Dataset items
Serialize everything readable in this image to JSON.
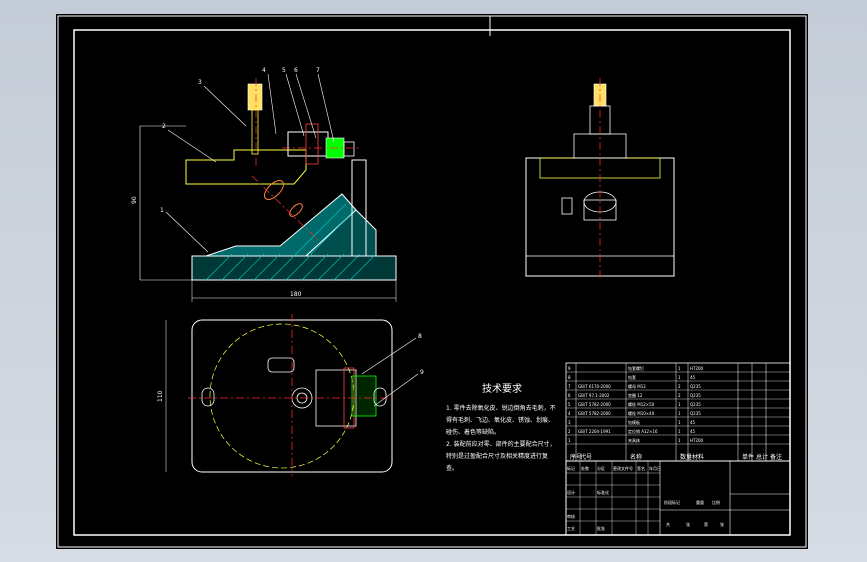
{
  "app": {
    "background_color": "#c9d1db",
    "sheet_color": "#000000"
  },
  "colors": {
    "frame": "#ffffff",
    "part": "#ffffff",
    "hatch": "#00c8c8",
    "center_line": "#ff3030",
    "dimension": "#ffffff",
    "hidden_line": "#ffff40",
    "bolt": "#ffe060",
    "green_part": "#00ff00",
    "title_text": "#ffffff"
  },
  "views": {
    "front": {
      "balloons": [
        "3",
        "4",
        "5",
        "6",
        "7",
        "2",
        "1"
      ],
      "dim_height": "90",
      "dim_width": "180"
    },
    "top": {
      "balloons": [
        "8",
        "9"
      ],
      "dim_height": "110"
    },
    "side": {}
  },
  "tech_notes": {
    "title": "技术要求",
    "lines": [
      "1. 零件去除氧化皮、锐边倒角去毛刺，不",
      "得有毛刺、飞边、氧化皮、锈蚀、划痕、",
      "碰伤、着色等缺陷。",
      "2. 装配前应对零、部件的主要配合尺寸，",
      "特别是过盈配合尺寸及相关精度进行复",
      "查。"
    ]
  },
  "bom": {
    "headers": [
      "序号",
      "代号",
      "名称",
      "数量",
      "材料",
      "单件",
      "总计",
      "备注"
    ],
    "rows": [
      [
        "9",
        "",
        "钻套螺钉",
        "1",
        "HT200",
        "",
        "",
        ""
      ],
      [
        "8",
        "",
        "钻套",
        "1",
        "45",
        "",
        "",
        ""
      ],
      [
        "7",
        "GB/T 6170-2000",
        "螺母 M12",
        "2",
        "Q235",
        "",
        "",
        ""
      ],
      [
        "6",
        "GB/T 97.1-2002",
        "垫圈 12",
        "2",
        "Q235",
        "",
        "",
        ""
      ],
      [
        "5",
        "GB/T 5782-2000",
        "螺栓 M12×50",
        "1",
        "Q235",
        "",
        "",
        ""
      ],
      [
        "4",
        "GB/T 5782-2000",
        "螺栓 M10×40",
        "1",
        "Q235",
        "",
        "",
        ""
      ],
      [
        "3",
        "",
        "钻模板",
        "1",
        "45",
        "",
        "",
        ""
      ],
      [
        "2",
        "GB/T 2204-1991",
        "定位销 A12×16",
        "1",
        "45",
        "",
        "",
        ""
      ],
      [
        "1",
        "",
        "夹具体",
        "1",
        "HT200",
        "",
        "",
        ""
      ]
    ]
  },
  "title_block": {
    "labels": [
      "标记",
      "处数",
      "分区",
      "更改文件号",
      "签名",
      "年月日",
      "设计",
      "标准化",
      "审核",
      "工艺",
      "批准"
    ],
    "right_labels": [
      "阶段标记",
      "重量",
      "比例",
      "共",
      "张",
      "第",
      "张"
    ]
  }
}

— WHAT YOU WILL DO —
Give the material again exactly as it is, but keep the pictures out.

— EXERCISE SOLUTION —
Serialize everything readable in this image to JSON.
{
  "app": {
    "background_color": "#c9d1db",
    "sheet_color": "#000000"
  },
  "colors": {
    "frame": "#ffffff",
    "part": "#ffffff",
    "hatch": "#00c8c8",
    "center_line": "#ff3030",
    "dimension": "#ffffff",
    "hidden_line": "#ffff40",
    "bolt": "#ffe060",
    "green_part": "#00ff00",
    "title_text": "#ffffff"
  },
  "views": {
    "front": {
      "balloons": [
        "3",
        "4",
        "5",
        "6",
        "7",
        "2",
        "1"
      ],
      "dim_height": "90",
      "dim_width": "180"
    },
    "top": {
      "balloons": [
        "8",
        "9"
      ],
      "dim_height": "110"
    },
    "side": {}
  },
  "tech_notes": {
    "title": "技术要求",
    "lines": [
      "1. 零件去除氧化皮、锐边倒角去毛刺，不",
      "得有毛刺、飞边、氧化皮、锈蚀、划痕、",
      "碰伤、着色等缺陷。",
      "2. 装配前应对零、部件的主要配合尺寸，",
      "特别是过盈配合尺寸及相关精度进行复",
      "查。"
    ]
  },
  "bom": {
    "headers": [
      "序号",
      "代号",
      "名称",
      "数量",
      "材料",
      "单件",
      "总计",
      "备注"
    ],
    "rows": [
      [
        "9",
        "",
        "钻套螺钉",
        "1",
        "HT200",
        "",
        "",
        ""
      ],
      [
        "8",
        "",
        "钻套",
        "1",
        "45",
        "",
        "",
        ""
      ],
      [
        "7",
        "GB/T 6170-2000",
        "螺母 M12",
        "2",
        "Q235",
        "",
        "",
        ""
      ],
      [
        "6",
        "GB/T 97.1-2002",
        "垫圈 12",
        "2",
        "Q235",
        "",
        "",
        ""
      ],
      [
        "5",
        "GB/T 5782-2000",
        "螺栓 M12×50",
        "1",
        "Q235",
        "",
        "",
        ""
      ],
      [
        "4",
        "GB/T 5782-2000",
        "螺栓 M10×40",
        "1",
        "Q235",
        "",
        "",
        ""
      ],
      [
        "3",
        "",
        "钻模板",
        "1",
        "45",
        "",
        "",
        ""
      ],
      [
        "2",
        "GB/T 2204-1991",
        "定位销 A12×16",
        "1",
        "45",
        "",
        "",
        ""
      ],
      [
        "1",
        "",
        "夹具体",
        "1",
        "HT200",
        "",
        "",
        ""
      ]
    ]
  },
  "title_block": {
    "labels": [
      "标记",
      "处数",
      "分区",
      "更改文件号",
      "签名",
      "年月日",
      "设计",
      "标准化",
      "审核",
      "工艺",
      "批准"
    ],
    "right_labels": [
      "阶段标记",
      "重量",
      "比例",
      "共",
      "张",
      "第",
      "张"
    ]
  }
}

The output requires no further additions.